▸ Brief
Write out every single entry exactly.

▸ Supplied data
********************

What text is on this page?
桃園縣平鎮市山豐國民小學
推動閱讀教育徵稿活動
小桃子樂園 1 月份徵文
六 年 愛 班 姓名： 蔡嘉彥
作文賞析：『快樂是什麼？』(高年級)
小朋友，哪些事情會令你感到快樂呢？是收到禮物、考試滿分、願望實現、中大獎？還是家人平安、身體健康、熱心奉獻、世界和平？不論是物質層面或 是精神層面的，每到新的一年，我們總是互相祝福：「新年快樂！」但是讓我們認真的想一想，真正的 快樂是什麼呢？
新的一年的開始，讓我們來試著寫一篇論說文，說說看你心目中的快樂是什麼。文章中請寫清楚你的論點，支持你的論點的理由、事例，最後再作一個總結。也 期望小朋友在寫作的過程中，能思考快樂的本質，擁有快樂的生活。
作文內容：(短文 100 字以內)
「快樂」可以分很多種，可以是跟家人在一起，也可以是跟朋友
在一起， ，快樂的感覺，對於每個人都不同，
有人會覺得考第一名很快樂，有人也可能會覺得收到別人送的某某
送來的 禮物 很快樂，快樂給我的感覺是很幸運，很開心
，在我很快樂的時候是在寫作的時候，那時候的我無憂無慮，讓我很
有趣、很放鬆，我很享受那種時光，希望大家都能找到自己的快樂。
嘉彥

********************

▸ Finished exercise
What text is on this page?
桃園縣平鎮市山豐國民小學
推動閱讀教育徵稿活動
小桃子樂園 1 月份徵文
六 年 愛 班 姓名： 蔡嘉彥
作文賞析：『快樂是什麼？』(高年級)
小朋友，哪些事情會令你感到快樂呢？是收到禮物、考試滿分、願望實現、中大獎？還是家人平安、身體健康、熱心奉獻、世界和平？不論是物質層面或 是精神層面的，每到新的一年，我們總是互相祝福：「新年快樂！」但是讓我們認真的想一想，真正的 快樂是什麼呢？
新的一年的開始，讓我們來試著寫一篇論說文，說說看你心目中的快樂是什麼。文章中請寫清楚你的論點，支持你的論點的理由、事例，最後再作一個總結。也 期望小朋友在寫作的過程中，能思考快樂的本質，擁有快樂的生活。
作文內容：(短文 100 字以內)
「快樂」可以分很多種，可以是跟家人在一起，也可以是跟朋友
在一起， ，快樂的感覺，對於每個人都不同，
有人會覺得考第一名很快樂，有人也可能會覺得收到別人送的某某
送來的 禮物 很快樂，快樂給我的感覺是很幸運，很開心
，在我很快樂的時候是在寫作的時候，那時候的我無憂無慮，讓我很
有趣、很放鬆，我很享受那種時光，希望大家都能找到自己的快樂。
嘉彥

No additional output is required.